[Aim of the task] Can you find the lines of the listing that include "многоквартирным" and copy every one?
-- START OF Extracted records --
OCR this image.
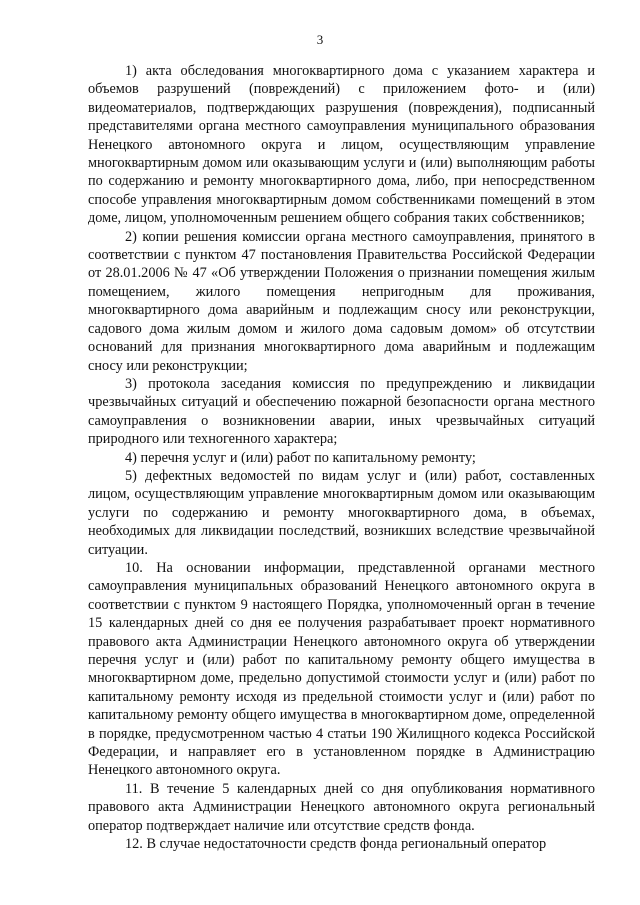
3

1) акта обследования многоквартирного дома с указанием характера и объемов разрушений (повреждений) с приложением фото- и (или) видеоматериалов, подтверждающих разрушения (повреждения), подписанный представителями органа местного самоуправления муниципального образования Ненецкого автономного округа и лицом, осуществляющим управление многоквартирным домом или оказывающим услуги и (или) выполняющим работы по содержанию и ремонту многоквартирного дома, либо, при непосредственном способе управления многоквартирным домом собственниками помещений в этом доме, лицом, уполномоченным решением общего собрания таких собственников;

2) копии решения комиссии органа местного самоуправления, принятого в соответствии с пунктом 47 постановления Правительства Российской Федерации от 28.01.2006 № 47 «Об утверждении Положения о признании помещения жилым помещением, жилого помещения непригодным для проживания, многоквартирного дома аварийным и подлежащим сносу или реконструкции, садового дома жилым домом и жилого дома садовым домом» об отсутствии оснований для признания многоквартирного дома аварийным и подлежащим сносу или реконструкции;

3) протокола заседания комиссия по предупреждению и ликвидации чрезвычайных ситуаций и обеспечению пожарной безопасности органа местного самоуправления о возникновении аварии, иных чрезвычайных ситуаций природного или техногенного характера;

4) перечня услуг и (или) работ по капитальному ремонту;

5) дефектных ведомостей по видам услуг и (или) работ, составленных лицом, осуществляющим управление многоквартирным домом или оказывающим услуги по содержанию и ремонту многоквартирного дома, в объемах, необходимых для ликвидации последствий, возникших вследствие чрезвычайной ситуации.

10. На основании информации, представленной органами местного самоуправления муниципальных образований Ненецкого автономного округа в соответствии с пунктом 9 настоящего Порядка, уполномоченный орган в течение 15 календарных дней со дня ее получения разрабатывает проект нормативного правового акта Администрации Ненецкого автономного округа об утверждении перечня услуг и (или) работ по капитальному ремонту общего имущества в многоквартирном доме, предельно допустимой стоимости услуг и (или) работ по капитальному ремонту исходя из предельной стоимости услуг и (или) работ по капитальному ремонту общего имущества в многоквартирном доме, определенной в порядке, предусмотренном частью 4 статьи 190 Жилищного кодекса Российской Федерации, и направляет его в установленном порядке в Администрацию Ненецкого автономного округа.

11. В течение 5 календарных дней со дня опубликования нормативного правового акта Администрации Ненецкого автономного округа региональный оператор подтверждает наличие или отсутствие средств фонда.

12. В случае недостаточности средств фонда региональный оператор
-- END OF Extracted records --
-- START OF Extracted records --
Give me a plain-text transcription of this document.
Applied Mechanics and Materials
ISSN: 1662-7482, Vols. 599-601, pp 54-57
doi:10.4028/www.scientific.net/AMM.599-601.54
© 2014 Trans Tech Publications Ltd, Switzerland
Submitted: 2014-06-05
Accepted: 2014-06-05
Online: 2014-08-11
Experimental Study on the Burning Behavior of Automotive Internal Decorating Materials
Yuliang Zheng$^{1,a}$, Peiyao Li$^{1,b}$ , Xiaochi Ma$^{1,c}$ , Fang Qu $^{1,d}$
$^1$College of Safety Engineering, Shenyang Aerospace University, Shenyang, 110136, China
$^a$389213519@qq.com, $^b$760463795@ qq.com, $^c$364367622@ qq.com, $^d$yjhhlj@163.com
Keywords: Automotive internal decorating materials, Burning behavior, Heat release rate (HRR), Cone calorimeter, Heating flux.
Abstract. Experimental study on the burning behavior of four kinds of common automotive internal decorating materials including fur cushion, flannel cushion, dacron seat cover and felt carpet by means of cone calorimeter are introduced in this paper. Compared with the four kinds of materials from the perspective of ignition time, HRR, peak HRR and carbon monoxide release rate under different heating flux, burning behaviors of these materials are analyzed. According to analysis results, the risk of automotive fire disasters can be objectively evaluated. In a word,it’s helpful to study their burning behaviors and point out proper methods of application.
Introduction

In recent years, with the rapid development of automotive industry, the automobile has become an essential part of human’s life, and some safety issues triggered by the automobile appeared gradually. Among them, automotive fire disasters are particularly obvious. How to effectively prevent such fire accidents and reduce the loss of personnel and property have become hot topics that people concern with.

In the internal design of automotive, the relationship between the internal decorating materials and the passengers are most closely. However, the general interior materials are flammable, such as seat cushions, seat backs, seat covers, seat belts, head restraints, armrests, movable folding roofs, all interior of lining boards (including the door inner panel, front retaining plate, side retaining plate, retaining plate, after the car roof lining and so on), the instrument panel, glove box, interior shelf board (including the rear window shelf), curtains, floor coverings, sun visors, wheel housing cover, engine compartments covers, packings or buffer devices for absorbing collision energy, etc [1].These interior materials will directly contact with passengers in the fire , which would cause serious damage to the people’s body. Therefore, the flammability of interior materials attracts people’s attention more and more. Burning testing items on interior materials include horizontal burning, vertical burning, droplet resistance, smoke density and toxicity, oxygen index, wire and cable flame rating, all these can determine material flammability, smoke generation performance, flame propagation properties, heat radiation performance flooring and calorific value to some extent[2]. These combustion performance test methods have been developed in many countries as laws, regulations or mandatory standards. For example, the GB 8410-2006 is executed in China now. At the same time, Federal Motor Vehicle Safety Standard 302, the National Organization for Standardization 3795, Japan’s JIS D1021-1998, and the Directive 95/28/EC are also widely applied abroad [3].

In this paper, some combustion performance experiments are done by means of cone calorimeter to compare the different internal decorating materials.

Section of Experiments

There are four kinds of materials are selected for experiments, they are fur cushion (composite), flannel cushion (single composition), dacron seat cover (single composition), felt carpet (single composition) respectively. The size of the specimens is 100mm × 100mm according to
-- END OF Extracted records --
[Result]
1) акта обследования многоквартирного дома с указанием характера и объемов разрушений (повреждений) с приложением фото- и (или) видеоматериалов, подтверждающих разрушения (повреждения), подписанный представителями органа местного самоуправления муниципального образования Ненецкого автономного округа и лицом, осуществляющим управление многоквартирным домом или оказывающим услуги и (или) выполняющим работы по содержанию и ремонту многоквартирного дома, либо, при непосредственном способе управления многоквартирным домом собственниками помещений в этом доме, лицом, уполномоченным решением общего собрания таких собственников;
5) дефектных ведомостей по видам услуг и (или) работ, составленных лицом, осуществляющим управление многоквартирным домом или оказывающим услуги по содержанию и ремонту многоквартирного дома, в объемах, необходимых для ликвидации последствий, возникших вследствие чрезвычайной ситуации.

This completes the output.